Problem description: In the material below, find all lines with the string "Palabras" and copy them.
Start of Input data
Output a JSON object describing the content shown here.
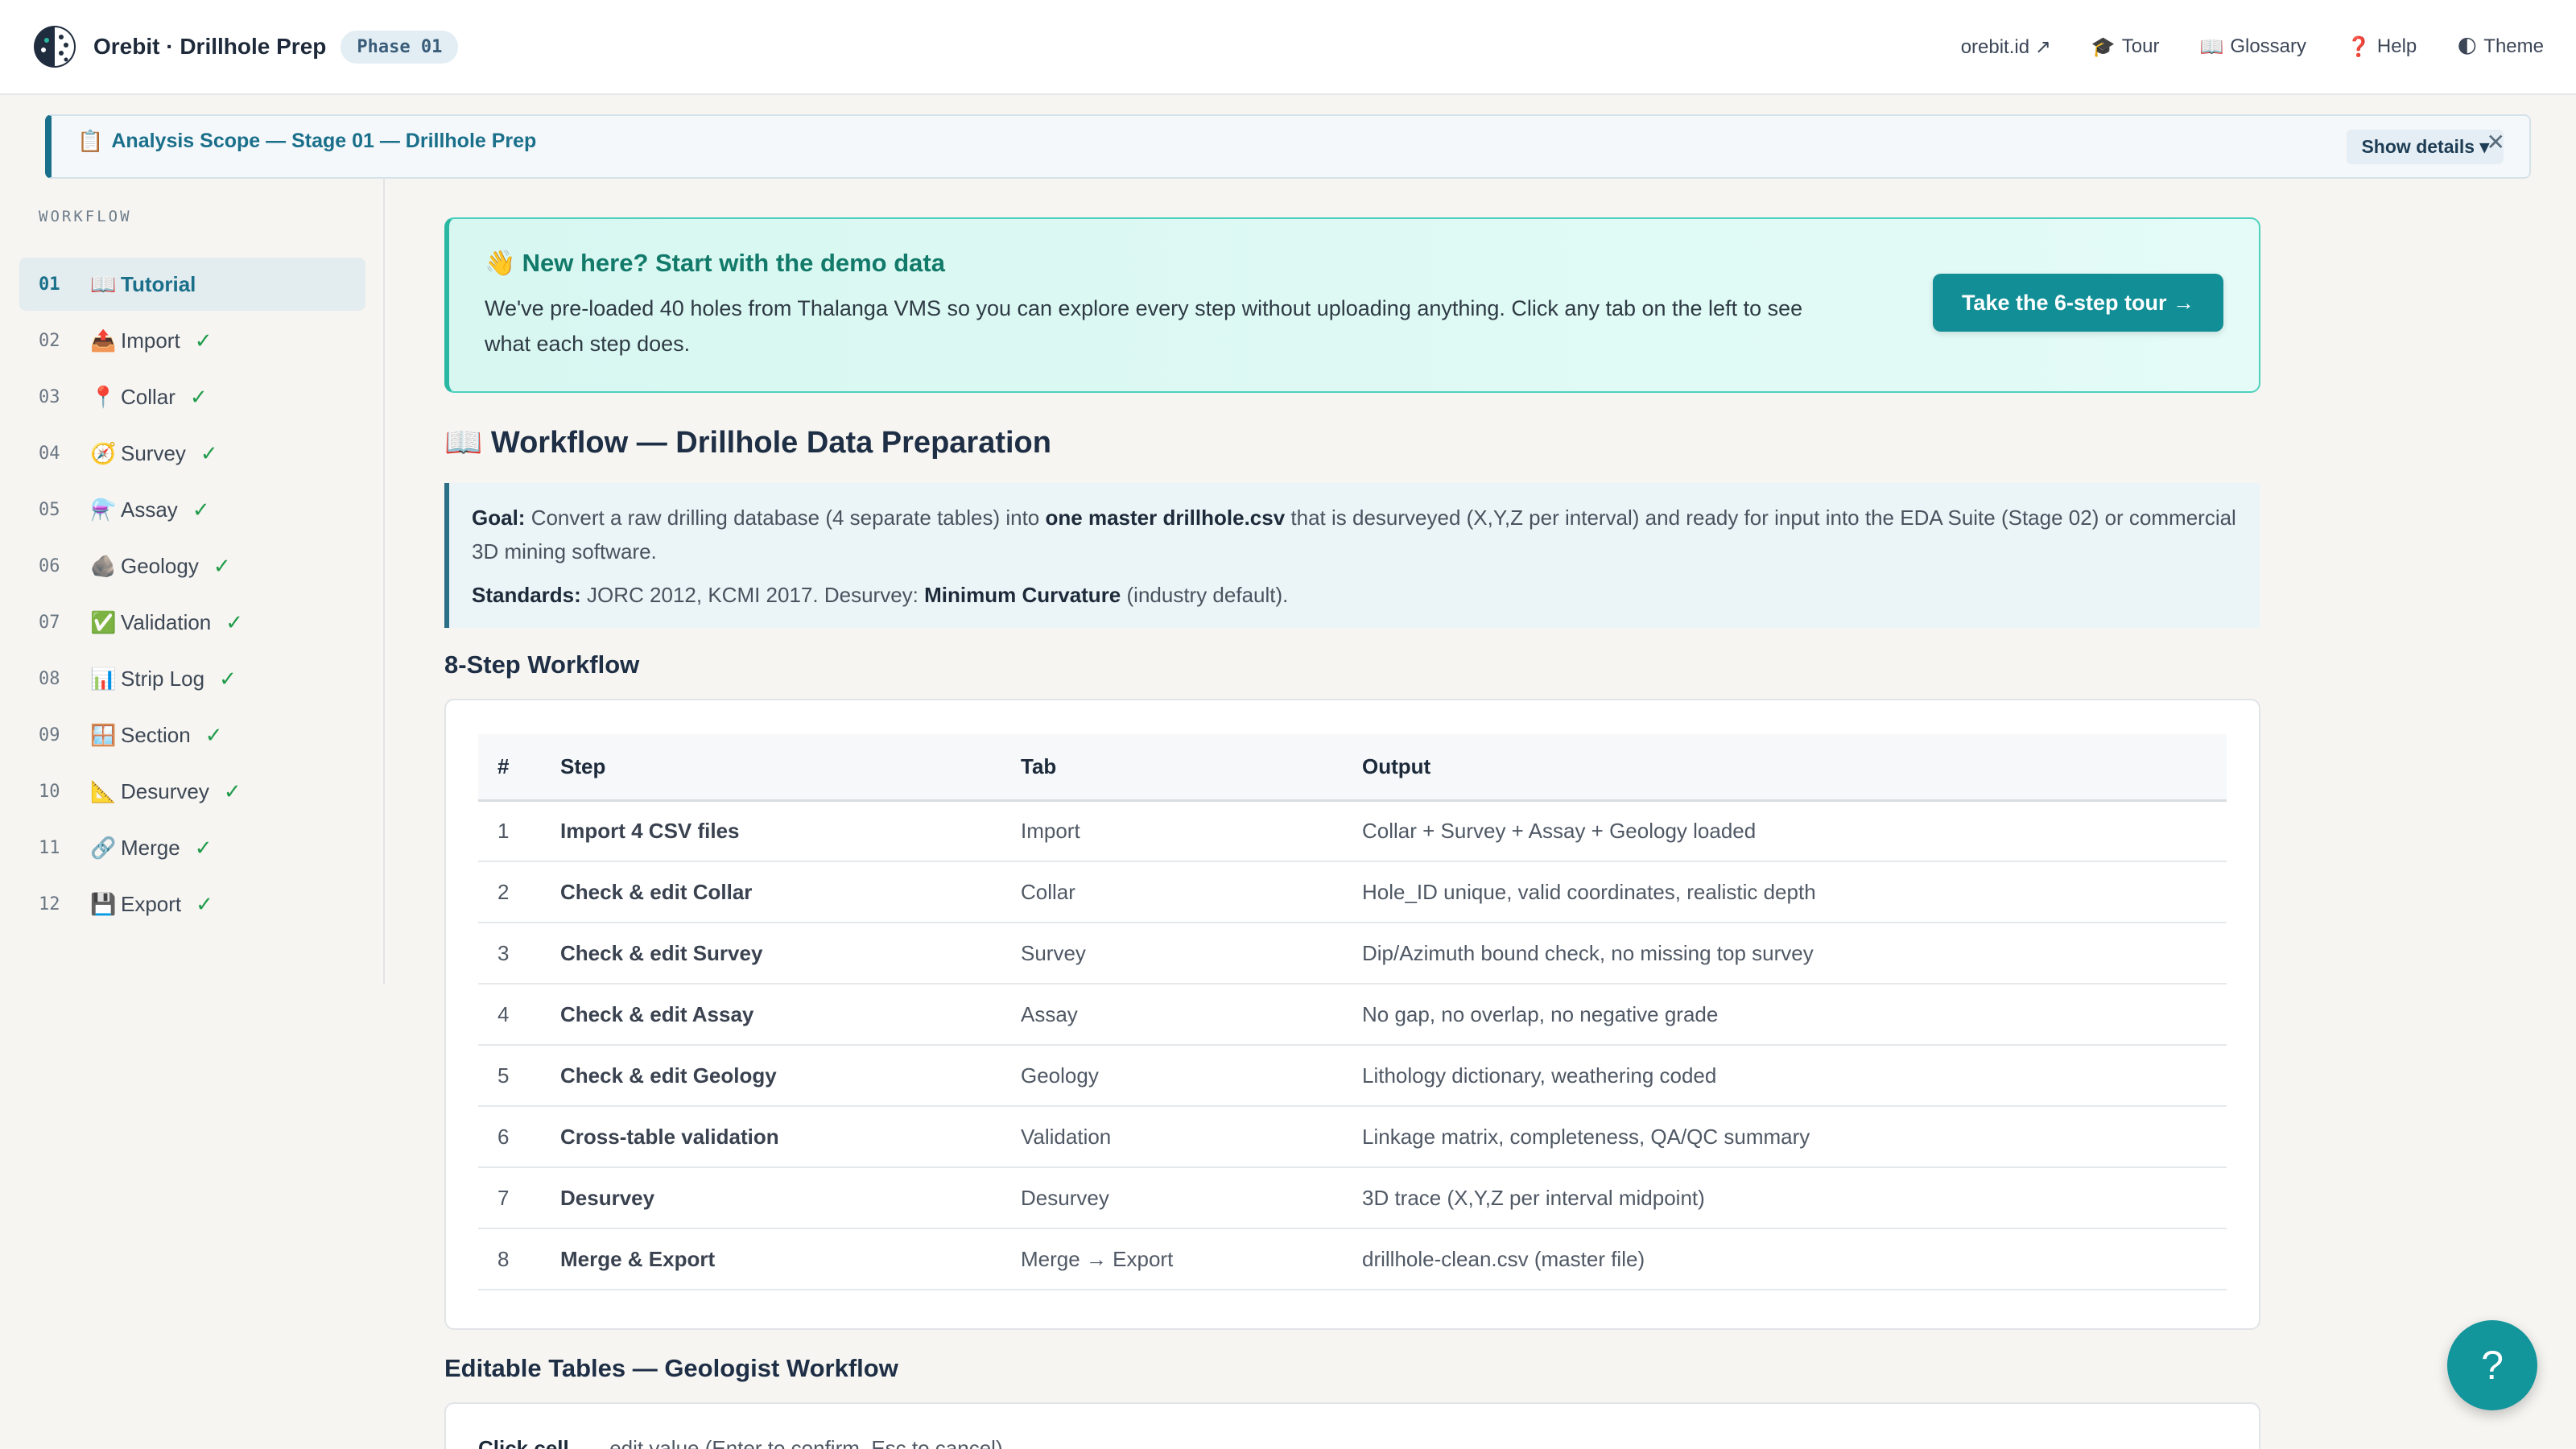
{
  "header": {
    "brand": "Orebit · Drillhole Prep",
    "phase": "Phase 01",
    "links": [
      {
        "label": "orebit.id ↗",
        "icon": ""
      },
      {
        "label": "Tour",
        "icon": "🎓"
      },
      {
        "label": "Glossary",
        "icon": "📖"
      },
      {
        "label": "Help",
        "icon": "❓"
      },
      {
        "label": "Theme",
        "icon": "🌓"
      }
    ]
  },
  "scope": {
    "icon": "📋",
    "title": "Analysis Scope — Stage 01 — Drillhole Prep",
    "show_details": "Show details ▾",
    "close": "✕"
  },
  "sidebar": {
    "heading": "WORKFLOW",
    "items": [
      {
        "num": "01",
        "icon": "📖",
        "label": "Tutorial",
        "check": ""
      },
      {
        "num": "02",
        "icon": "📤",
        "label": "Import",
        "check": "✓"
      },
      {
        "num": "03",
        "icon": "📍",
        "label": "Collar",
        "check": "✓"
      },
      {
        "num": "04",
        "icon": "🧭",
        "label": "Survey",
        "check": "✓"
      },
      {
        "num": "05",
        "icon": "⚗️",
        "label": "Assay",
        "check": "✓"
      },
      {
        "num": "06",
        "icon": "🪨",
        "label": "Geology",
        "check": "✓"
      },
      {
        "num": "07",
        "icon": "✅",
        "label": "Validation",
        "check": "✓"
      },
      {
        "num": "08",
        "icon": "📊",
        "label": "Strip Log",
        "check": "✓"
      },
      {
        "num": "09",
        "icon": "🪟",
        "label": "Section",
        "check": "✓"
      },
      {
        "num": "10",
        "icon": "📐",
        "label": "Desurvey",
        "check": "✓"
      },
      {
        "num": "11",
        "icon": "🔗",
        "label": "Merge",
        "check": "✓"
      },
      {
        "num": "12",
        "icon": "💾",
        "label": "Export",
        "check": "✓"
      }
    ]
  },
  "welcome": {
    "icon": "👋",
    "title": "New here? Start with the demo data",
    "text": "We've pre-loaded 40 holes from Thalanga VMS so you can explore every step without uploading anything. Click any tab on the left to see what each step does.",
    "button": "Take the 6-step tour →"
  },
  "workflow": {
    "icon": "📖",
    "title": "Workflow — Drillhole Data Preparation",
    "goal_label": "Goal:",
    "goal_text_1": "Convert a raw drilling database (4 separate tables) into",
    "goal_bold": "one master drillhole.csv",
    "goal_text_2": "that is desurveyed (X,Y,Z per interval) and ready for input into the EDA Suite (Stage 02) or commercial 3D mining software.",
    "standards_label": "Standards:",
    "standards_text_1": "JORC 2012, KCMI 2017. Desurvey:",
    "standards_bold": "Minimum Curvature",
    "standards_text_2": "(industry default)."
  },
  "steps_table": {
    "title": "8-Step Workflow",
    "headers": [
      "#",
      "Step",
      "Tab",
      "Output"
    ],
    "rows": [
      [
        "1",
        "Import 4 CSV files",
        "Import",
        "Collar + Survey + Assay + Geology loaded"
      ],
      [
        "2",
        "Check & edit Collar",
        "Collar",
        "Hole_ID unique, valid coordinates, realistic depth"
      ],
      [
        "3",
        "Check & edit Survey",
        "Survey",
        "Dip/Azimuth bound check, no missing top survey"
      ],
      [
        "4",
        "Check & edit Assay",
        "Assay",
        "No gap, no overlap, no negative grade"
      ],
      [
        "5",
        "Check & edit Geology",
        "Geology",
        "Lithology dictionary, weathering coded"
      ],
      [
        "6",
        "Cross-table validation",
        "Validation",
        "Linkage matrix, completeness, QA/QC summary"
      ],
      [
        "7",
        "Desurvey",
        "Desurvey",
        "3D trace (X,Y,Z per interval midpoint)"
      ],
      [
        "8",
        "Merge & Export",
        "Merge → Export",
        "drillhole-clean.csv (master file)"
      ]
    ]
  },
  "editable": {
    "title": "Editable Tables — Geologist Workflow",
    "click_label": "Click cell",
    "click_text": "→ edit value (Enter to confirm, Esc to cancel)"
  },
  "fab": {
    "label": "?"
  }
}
End of Input data
Start of Input data
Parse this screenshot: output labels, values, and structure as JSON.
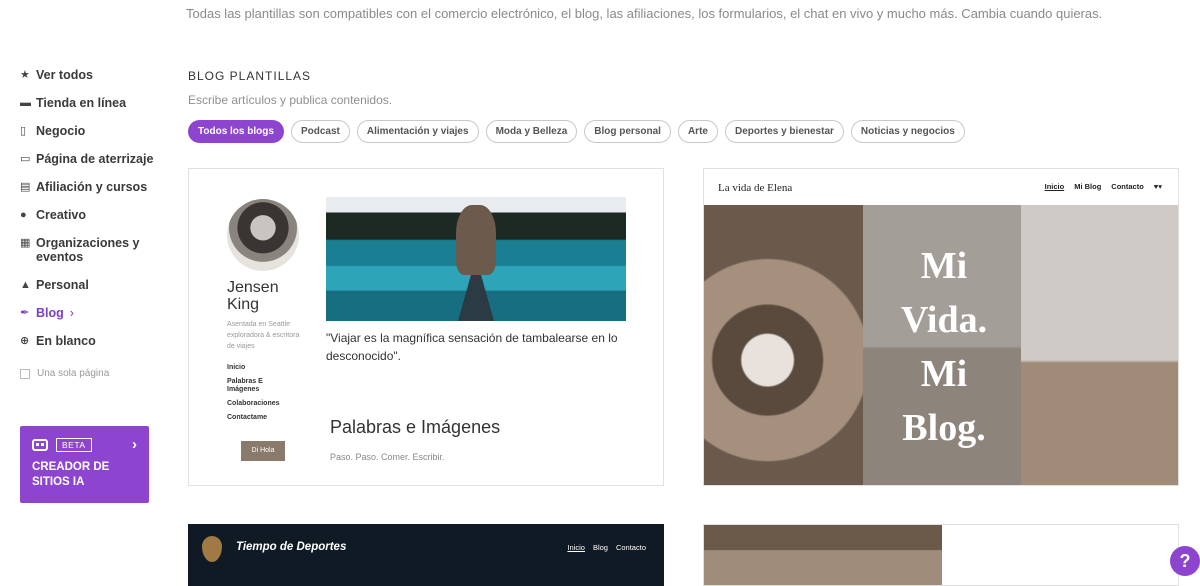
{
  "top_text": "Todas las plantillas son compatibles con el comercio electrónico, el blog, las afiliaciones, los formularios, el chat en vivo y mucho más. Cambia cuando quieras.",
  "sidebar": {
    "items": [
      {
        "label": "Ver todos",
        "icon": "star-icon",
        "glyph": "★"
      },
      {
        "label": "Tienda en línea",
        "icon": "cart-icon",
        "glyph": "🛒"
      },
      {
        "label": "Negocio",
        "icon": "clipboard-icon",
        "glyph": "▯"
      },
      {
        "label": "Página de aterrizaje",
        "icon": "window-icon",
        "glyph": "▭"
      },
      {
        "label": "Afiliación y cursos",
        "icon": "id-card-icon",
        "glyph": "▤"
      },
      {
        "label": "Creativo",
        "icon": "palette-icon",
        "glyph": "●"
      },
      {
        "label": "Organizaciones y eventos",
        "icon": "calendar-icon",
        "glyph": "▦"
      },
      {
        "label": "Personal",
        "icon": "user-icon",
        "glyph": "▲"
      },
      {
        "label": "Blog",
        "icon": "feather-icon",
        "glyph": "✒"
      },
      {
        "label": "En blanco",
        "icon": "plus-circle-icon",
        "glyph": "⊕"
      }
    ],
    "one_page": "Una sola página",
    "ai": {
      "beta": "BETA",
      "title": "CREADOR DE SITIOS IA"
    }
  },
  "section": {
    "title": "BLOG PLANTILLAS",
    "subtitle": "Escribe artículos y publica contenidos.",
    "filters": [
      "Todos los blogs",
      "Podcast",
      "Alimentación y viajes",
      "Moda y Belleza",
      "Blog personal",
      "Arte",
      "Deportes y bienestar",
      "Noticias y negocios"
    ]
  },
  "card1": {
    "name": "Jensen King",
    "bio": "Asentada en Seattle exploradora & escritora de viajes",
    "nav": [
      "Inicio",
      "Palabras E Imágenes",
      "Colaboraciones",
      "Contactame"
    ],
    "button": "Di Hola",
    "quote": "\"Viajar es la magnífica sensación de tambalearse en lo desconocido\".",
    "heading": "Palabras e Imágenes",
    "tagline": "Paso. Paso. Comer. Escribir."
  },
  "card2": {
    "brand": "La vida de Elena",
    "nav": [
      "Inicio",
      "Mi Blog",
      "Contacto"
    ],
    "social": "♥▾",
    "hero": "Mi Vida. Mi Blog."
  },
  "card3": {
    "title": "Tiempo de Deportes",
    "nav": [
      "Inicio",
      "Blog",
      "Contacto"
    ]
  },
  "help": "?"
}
End of Input data
Response to the task:
      "Palabras E Imágenes",
    "heading": "Palabras e Imágenes",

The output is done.